§ **YOUR INSTRUCTIONS**
Check each line of the listing, and copy it if it contains the word "pour".

::: DATA ENTRIES :::

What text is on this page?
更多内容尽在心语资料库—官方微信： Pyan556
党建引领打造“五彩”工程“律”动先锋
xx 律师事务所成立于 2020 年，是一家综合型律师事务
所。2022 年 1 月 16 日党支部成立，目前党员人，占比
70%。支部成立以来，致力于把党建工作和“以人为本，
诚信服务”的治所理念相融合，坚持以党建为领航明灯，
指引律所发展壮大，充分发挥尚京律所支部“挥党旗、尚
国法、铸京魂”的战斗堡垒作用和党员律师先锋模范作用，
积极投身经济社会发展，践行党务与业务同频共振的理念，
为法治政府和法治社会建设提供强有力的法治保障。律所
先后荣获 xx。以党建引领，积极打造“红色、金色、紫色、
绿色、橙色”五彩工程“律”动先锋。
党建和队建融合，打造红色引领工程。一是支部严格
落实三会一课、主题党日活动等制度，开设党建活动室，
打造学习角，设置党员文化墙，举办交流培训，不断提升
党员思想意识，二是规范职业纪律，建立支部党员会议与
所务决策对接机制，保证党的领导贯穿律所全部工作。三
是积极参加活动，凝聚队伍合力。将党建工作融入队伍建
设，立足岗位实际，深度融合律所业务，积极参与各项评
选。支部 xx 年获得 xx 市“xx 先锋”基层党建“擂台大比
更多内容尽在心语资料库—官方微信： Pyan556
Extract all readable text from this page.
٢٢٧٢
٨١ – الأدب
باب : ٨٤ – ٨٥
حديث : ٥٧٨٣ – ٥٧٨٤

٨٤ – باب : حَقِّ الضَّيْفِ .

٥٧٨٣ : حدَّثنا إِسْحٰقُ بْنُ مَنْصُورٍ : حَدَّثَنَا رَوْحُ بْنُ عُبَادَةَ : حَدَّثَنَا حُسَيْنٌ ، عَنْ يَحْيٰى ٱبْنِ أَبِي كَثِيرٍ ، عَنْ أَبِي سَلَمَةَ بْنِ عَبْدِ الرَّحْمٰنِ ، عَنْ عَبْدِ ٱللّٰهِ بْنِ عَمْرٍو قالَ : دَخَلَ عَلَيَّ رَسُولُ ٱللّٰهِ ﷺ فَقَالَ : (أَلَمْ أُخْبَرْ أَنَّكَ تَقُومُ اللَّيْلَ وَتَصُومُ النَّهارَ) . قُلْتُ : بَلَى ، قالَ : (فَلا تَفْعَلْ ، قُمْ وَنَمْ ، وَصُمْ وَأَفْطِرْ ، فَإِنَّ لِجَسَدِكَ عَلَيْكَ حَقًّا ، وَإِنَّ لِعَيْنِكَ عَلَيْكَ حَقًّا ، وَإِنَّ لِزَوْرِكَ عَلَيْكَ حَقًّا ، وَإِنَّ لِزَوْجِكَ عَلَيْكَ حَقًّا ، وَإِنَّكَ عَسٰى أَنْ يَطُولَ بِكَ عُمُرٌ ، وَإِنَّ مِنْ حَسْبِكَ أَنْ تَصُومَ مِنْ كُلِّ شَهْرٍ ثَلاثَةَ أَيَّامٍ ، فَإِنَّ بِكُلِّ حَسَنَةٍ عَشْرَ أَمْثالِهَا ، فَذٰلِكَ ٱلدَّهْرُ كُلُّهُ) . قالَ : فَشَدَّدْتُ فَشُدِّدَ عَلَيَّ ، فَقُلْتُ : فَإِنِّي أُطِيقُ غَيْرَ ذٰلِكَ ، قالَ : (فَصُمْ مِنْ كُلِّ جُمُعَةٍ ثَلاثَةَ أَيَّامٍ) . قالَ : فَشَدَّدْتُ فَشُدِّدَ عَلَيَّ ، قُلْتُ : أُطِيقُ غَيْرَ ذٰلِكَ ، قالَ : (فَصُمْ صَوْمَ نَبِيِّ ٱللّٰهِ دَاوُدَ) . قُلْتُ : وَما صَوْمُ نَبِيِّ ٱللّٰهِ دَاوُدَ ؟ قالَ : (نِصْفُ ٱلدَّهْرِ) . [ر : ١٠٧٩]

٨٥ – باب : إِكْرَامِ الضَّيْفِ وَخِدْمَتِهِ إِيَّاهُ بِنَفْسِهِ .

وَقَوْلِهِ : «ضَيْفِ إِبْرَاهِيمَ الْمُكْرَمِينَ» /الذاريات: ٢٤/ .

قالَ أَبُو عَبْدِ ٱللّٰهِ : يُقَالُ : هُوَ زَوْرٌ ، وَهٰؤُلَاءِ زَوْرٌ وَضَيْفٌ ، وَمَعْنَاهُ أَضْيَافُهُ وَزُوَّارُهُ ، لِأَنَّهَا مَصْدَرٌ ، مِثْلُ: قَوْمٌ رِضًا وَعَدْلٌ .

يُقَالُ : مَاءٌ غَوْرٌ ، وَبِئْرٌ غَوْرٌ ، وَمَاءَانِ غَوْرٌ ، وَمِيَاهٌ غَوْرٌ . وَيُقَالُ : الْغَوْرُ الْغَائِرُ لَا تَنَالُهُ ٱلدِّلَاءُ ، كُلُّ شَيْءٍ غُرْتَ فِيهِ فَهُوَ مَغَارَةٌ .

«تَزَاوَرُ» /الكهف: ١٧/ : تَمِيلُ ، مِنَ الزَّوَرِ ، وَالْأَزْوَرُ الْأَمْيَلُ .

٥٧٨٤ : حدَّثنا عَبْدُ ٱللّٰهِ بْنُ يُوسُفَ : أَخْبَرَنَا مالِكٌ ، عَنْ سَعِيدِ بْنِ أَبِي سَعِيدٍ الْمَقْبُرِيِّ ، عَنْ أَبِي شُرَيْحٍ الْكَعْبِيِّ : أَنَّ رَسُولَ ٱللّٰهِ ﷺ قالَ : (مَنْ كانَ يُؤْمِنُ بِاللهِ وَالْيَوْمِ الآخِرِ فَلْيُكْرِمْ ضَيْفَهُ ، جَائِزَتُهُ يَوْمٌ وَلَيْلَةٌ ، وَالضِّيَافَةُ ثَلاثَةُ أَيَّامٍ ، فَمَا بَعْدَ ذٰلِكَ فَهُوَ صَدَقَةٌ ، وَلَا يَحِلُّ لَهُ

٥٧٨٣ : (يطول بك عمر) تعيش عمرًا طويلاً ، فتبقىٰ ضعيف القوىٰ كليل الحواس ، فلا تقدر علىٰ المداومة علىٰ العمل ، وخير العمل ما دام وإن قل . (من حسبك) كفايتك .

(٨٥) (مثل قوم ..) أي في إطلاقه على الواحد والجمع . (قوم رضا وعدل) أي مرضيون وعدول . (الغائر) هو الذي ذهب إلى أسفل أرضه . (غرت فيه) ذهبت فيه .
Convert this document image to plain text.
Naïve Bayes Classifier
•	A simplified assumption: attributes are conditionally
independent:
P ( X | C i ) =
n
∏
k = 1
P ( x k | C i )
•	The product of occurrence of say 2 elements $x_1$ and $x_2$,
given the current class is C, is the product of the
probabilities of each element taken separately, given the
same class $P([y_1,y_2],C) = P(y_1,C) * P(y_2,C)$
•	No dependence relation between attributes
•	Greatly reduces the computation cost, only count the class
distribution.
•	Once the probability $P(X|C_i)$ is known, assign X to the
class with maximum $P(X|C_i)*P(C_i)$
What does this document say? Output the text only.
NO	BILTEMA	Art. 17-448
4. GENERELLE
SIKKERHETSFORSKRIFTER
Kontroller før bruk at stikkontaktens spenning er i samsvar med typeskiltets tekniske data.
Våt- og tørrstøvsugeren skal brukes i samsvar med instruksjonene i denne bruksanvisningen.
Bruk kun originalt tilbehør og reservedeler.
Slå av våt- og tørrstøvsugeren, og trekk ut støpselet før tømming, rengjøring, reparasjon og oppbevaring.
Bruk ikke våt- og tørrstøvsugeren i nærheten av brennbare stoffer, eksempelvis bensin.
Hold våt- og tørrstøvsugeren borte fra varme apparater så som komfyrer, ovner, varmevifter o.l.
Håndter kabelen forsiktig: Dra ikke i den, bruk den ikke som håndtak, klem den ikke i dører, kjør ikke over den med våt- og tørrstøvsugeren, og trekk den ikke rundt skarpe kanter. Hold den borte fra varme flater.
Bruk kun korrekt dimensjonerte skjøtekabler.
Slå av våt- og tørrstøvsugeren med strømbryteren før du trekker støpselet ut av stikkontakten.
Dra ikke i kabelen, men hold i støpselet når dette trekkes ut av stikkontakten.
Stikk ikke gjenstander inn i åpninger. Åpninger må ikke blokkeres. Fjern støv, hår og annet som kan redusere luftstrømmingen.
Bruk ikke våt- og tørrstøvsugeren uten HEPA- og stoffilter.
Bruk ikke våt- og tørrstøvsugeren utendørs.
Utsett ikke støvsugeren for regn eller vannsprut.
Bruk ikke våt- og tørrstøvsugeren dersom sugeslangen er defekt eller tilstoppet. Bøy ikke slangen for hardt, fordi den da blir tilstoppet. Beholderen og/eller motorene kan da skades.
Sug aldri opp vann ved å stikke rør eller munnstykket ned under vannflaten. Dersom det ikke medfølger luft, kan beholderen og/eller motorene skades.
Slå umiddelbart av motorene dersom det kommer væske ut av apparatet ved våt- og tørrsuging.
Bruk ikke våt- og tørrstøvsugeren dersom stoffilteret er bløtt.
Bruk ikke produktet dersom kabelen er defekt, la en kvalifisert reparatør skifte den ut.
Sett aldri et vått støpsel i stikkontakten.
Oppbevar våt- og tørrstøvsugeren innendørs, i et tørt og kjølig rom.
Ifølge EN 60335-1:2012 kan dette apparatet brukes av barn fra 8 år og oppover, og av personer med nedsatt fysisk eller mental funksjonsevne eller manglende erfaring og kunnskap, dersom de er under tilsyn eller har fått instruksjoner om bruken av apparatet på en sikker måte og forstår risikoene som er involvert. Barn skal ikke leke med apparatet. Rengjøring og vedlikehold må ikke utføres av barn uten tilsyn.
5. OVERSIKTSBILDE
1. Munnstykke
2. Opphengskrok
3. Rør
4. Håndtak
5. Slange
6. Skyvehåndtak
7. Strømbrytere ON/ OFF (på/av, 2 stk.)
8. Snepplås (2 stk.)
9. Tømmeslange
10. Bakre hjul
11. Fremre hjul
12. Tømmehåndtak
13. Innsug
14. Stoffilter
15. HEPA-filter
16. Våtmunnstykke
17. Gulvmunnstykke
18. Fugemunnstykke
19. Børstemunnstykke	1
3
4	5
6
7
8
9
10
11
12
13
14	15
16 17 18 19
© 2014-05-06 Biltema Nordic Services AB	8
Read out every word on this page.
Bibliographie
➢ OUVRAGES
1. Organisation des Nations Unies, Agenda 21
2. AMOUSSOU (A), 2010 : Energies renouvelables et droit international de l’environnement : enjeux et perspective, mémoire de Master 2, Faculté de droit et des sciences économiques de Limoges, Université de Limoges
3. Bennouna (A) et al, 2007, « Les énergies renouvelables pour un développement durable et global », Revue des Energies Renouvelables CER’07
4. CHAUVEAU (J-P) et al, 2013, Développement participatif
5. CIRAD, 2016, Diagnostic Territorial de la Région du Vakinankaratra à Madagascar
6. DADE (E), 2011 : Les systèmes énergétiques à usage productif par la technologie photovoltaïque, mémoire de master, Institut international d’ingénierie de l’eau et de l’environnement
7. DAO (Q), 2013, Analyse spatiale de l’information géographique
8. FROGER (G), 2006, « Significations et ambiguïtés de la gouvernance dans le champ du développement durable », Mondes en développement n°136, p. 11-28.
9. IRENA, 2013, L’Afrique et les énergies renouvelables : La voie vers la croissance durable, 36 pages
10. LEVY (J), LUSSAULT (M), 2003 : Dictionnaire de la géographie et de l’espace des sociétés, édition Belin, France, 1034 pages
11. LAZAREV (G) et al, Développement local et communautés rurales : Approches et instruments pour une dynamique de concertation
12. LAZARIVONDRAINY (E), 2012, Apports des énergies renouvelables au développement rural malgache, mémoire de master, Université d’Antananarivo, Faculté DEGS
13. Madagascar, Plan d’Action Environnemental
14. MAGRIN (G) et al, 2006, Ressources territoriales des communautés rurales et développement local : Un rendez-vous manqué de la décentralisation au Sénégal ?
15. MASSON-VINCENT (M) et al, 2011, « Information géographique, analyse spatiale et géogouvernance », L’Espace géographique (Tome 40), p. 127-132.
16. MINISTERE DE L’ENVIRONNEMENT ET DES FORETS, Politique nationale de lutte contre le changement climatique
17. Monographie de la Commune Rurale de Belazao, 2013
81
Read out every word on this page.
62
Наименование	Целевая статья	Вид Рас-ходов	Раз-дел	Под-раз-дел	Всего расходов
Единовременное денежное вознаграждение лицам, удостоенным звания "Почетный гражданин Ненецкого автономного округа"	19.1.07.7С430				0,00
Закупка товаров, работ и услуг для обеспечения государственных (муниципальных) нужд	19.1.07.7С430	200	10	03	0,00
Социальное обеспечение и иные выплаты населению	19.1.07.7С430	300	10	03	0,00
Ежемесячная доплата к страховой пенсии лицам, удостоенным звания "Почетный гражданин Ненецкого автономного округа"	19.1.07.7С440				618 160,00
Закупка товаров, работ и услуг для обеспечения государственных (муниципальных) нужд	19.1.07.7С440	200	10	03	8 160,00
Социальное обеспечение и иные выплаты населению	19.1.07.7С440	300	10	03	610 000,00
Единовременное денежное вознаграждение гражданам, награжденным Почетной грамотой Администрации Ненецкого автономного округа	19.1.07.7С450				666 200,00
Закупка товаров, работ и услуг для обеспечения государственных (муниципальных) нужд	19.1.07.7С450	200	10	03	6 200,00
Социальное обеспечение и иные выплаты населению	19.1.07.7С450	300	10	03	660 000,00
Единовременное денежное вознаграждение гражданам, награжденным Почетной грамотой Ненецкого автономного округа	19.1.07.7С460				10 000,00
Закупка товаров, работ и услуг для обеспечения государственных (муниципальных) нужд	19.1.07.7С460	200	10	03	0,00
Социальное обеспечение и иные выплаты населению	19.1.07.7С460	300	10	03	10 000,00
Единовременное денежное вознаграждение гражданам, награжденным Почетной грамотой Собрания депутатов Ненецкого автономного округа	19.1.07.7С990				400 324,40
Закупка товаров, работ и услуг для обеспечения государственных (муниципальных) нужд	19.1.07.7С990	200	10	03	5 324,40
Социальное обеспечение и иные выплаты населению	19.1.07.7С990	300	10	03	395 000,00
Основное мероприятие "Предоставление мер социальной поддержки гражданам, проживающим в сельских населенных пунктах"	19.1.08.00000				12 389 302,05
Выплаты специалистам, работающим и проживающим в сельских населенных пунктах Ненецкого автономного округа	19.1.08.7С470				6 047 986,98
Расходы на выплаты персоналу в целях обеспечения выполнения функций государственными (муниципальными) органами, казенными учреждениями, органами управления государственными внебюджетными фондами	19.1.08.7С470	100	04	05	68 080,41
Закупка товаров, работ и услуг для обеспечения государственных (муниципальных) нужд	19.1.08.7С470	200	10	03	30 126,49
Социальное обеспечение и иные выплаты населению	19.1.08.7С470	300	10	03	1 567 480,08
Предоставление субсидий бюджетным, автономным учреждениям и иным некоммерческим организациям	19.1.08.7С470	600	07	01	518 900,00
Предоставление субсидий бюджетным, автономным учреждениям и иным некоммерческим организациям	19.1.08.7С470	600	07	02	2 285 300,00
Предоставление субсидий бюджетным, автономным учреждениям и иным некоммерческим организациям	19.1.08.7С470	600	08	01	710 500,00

:::

§ **FINISHED TASK**
3. Bennouna (A) et al, 2007, « Les énergies renouvelables pour un développement durable et global », Revue des Energies Renouvelables CER’07
11. LAZAREV (G) et al, Développement local et communautés rurales : Approches et instruments pour une dynamique de concertation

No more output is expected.